• [Aim]: How many lines in the items below contain the string "card"? Case counts. Reply with the number only.

• [Dataset]:
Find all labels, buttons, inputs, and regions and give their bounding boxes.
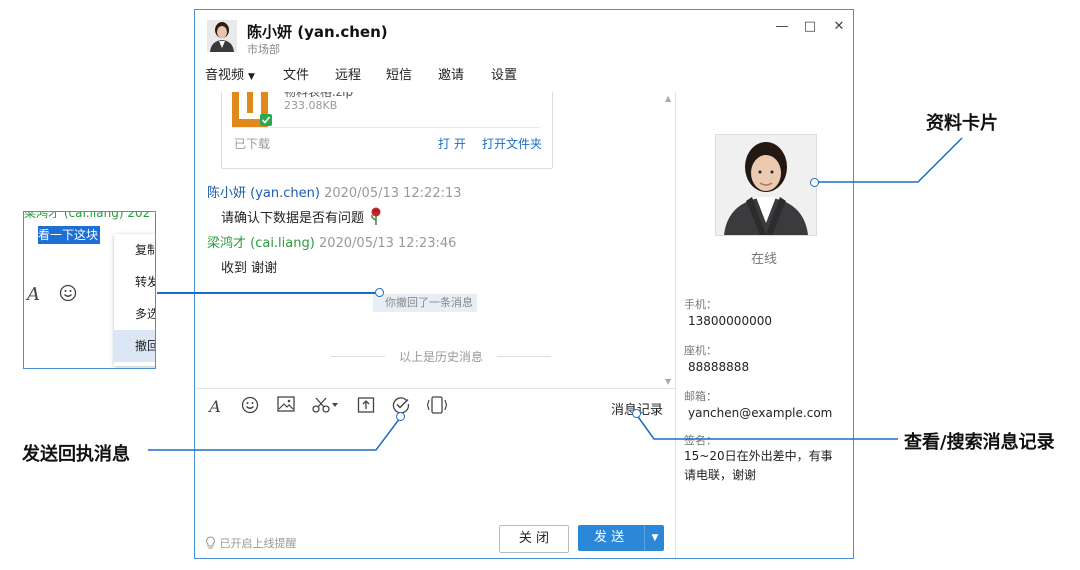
message-sender[interactable]: 梁鸿才 (cai.liang) xyxy=(207,236,315,251)
message-text-content: 请确认下数据是否有问题 xyxy=(221,211,365,226)
recall-notice: 你撤回了一条消息 xyxy=(373,294,477,312)
menu-remote[interactable]: 远程 xyxy=(335,64,361,83)
menu-file[interactable]: 文件 xyxy=(283,64,309,83)
close-button[interactable]: 关 闭 xyxy=(499,525,569,553)
callout-dot-receipt xyxy=(396,412,405,421)
message-time: 2020/05/13 12:22:13 xyxy=(324,186,462,201)
message-header: 陈小妍 (yan.chen) 2020/05/13 12:22:13 xyxy=(207,182,462,201)
scroll-up-arrow-icon[interactable]: ▲ xyxy=(665,94,671,103)
file-size: 233.08KB xyxy=(284,99,338,112)
callout-line-receipt xyxy=(148,417,401,451)
landline-label: 座机： xyxy=(684,344,717,357)
email-label: 邮箱： xyxy=(684,390,717,403)
menu-item-recall[interactable]: 撤回 xyxy=(114,330,155,362)
menu-item-copy[interactable]: 复制 xyxy=(114,234,155,266)
callout-dot-recall xyxy=(375,288,384,297)
message-text[interactable]: 请确认下数据是否有问题 xyxy=(221,207,384,226)
callout-line-search xyxy=(635,413,898,440)
message-header: 梁鸿才 (cai.liang) 2020/05/13 12:23:46 xyxy=(207,232,456,251)
online-status: 在线 xyxy=(751,252,778,267)
file-message-card: 物料表格.zip 233.08KB 已下载 打 开 打开文件夹 xyxy=(221,92,553,169)
callout-receipt-message: 发送回执消息 xyxy=(22,444,130,465)
input-divider xyxy=(195,388,675,389)
menu-sms[interactable]: 短信 xyxy=(386,64,412,83)
close-icon[interactable]: ✕ xyxy=(830,18,848,36)
minimize-icon[interactable]: — xyxy=(773,18,791,36)
zip-file-icon xyxy=(232,92,272,127)
online-remind[interactable]: 已开启上线提醒 xyxy=(205,535,297,551)
phone-value[interactable]: 13800000000 xyxy=(688,314,772,328)
open-file-link[interactable]: 打 开 xyxy=(438,135,466,152)
contact-avatar[interactable] xyxy=(207,20,237,52)
message-sender[interactable]: 陈小妍 (yan.chen) xyxy=(207,186,320,201)
contact-department: 市场部 xyxy=(247,43,280,56)
popup-font-icon: A xyxy=(27,284,40,305)
menu-audio-video[interactable]: 音视频 ▼ xyxy=(205,64,255,83)
online-remind-label: 已开启上线提醒 xyxy=(219,537,297,550)
callout-dot-profile xyxy=(810,178,819,187)
menu-invite[interactable]: 邀请 xyxy=(438,64,464,83)
title-bar: 陈小妍 (yan.chen) 市场部 — □ ✕ xyxy=(195,10,853,56)
shake-icon[interactable] xyxy=(425,396,449,418)
file-card-divider xyxy=(232,127,540,128)
popup-message-sender: 梁鸿才 (cai.liang) 202 xyxy=(24,211,151,220)
contact-name: 陈小妍 (yan.chen) xyxy=(247,23,388,41)
send-button[interactable]: 发 送 ▼ xyxy=(578,525,664,551)
message-text[interactable]: 收到 谢谢 xyxy=(221,257,277,276)
phone-label: 手机： xyxy=(684,298,717,311)
rose-emoji-icon xyxy=(371,207,381,225)
chat-window: 陈小妍 (yan.chen) 市场部 — □ ✕ 音视频 ▼ 文件 远程 短信 邀… xyxy=(194,9,854,559)
profile-photo[interactable] xyxy=(715,134,817,236)
popup-emoji-icon xyxy=(59,284,77,307)
callout-dot-search xyxy=(632,409,641,418)
popup-selected-text[interactable]: 看一下这块 xyxy=(38,226,100,244)
open-folder-link[interactable]: 打开文件夹 xyxy=(482,135,542,152)
menu-item-multiselect[interactable]: 多选 xyxy=(114,298,155,330)
chevron-down-icon: ▼ xyxy=(248,72,255,82)
signature-value: 15~20日在外出差中，有事请电联，谢谢 xyxy=(684,449,833,482)
message-list[interactable]: 物料表格.zip 233.08KB 已下载 打 开 打开文件夹 陈小妍 (yan… xyxy=(195,92,675,388)
menu-item-forward[interactable]: 转发 xyxy=(114,266,155,298)
file-download-status: 已下载 xyxy=(234,137,271,151)
menu-settings[interactable]: 设置 xyxy=(491,64,517,83)
scroll-down-arrow-icon[interactable]: ▼ xyxy=(665,377,671,386)
send-options-chevron-down-icon[interactable]: ▼ xyxy=(644,525,665,551)
profile-divider xyxy=(675,92,676,558)
maximize-icon[interactable]: □ xyxy=(801,18,819,36)
context-menu: 复制 转发 多选 撤回 xyxy=(114,234,155,366)
callout-line-recall xyxy=(157,292,375,294)
message-time: 2020/05/13 12:23:46 xyxy=(318,236,457,251)
recall-example-popup: 梁鸿才 (cai.liang) 202 看一下这块 A 复制 转发 多选 撤回 xyxy=(23,211,156,369)
send-button-label: 发 送 xyxy=(594,530,625,545)
bulb-icon xyxy=(206,536,215,549)
callout-line-profile xyxy=(818,137,963,183)
callout-search-record: 查看/搜索消息记录 xyxy=(904,432,1055,453)
history-divider: 以上是历史消息 xyxy=(331,348,551,364)
landline-value[interactable]: 88888888 xyxy=(688,360,749,374)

• [Result of this exercise]: 2